======== Material for this exercise ========
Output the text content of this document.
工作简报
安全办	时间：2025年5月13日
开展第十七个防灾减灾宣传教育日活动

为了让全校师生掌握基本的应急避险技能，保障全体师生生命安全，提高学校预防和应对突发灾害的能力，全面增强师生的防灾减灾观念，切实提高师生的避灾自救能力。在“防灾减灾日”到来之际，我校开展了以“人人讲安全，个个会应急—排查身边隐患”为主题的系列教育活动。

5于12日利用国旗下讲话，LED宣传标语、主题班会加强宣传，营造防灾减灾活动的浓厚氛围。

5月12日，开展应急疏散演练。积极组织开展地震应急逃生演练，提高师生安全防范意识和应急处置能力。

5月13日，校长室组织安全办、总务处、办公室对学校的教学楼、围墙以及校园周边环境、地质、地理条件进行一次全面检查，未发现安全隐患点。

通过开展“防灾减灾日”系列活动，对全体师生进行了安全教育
========
§ **Aim**
Filter the records above and return every line that holds the word "防灾减灾日".

§ **Output below**
为了让全校师生掌握基本的应急避险技能，保障全体师生生命安全，提高学校预防和应对突发灾害的能力，全面增强师生的防灾减灾观念，切实提高师生的避灾自救能力。在“防灾减灾日”到来之际，我校开展了以“人人讲安全，个个会应急—排查身边隐患”为主题的系列教育活动。
通过开展“防灾减灾日”系列活动，对全体师生进行了安全教育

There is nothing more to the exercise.